• [WHAT YOU ARE ASKED TO DO] Gather all lines in the entries that include the word "note".

(Entries with figure data)
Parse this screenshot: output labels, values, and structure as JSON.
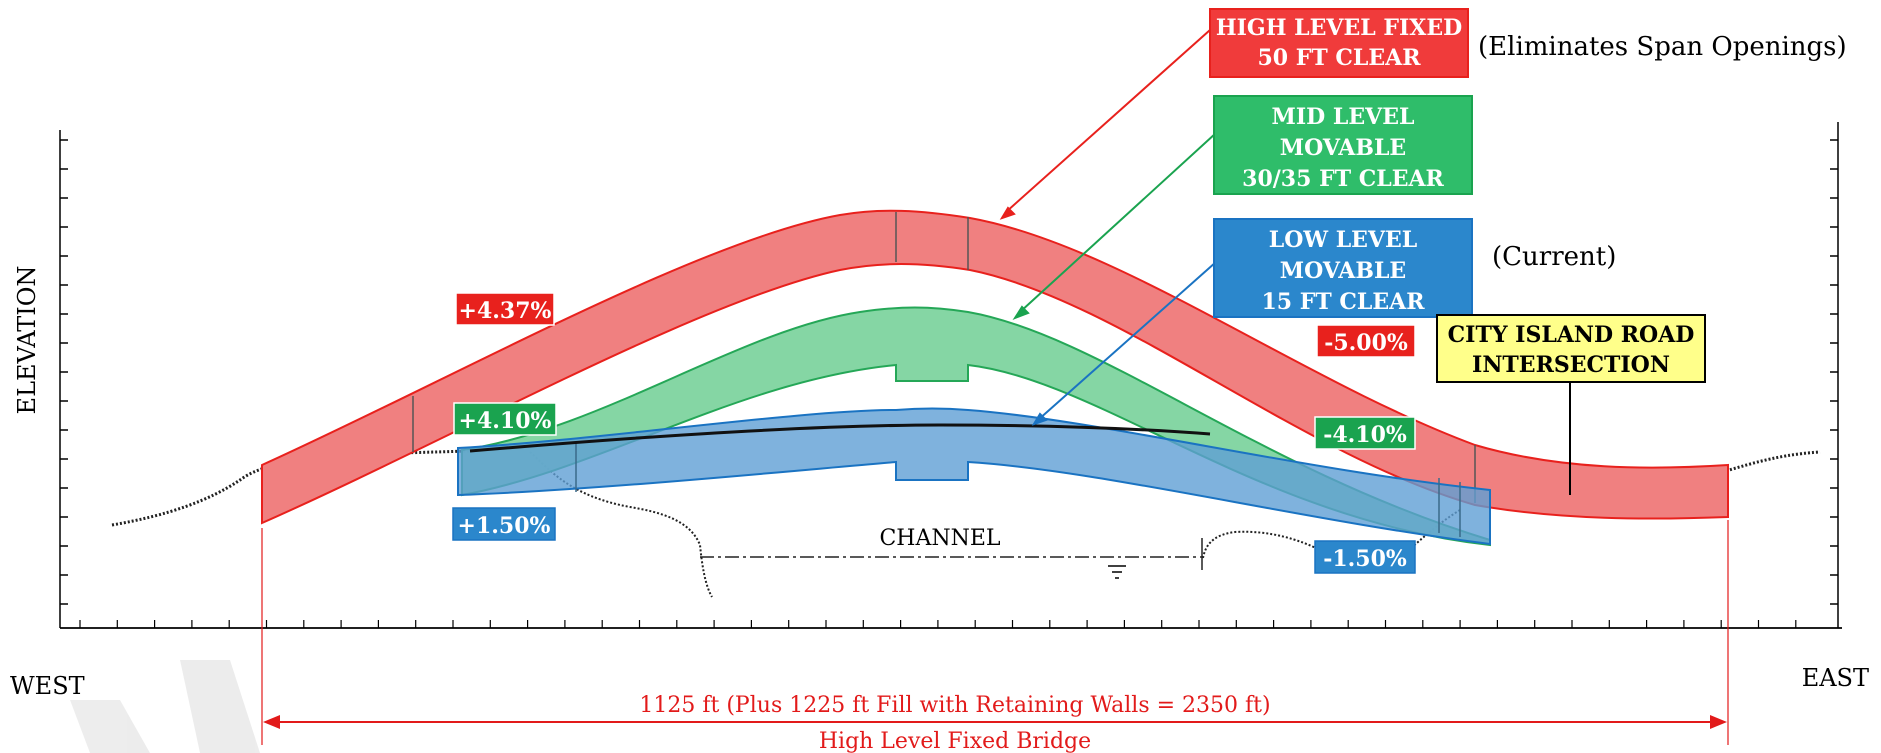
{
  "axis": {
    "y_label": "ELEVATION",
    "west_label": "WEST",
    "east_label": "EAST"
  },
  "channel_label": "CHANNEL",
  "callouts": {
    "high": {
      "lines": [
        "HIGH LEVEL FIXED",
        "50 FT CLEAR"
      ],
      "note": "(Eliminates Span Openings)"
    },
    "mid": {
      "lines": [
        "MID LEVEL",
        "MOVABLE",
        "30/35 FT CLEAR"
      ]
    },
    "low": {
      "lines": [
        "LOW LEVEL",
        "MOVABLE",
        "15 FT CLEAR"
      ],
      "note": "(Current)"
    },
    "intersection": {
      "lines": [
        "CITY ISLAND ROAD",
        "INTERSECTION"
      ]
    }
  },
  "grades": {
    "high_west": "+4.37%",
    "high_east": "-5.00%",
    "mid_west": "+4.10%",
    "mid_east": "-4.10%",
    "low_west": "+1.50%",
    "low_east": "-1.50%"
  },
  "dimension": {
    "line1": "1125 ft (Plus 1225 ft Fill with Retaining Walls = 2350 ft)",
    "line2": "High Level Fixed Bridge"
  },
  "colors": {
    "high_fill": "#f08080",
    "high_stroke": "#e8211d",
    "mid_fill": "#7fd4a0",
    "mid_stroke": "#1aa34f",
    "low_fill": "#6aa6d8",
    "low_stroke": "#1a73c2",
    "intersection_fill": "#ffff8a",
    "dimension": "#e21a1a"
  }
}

• [RESPONSE TO THIS EXERCISE]
      "note": "(Eliminates Span Openings)"
      "note": "(Current)"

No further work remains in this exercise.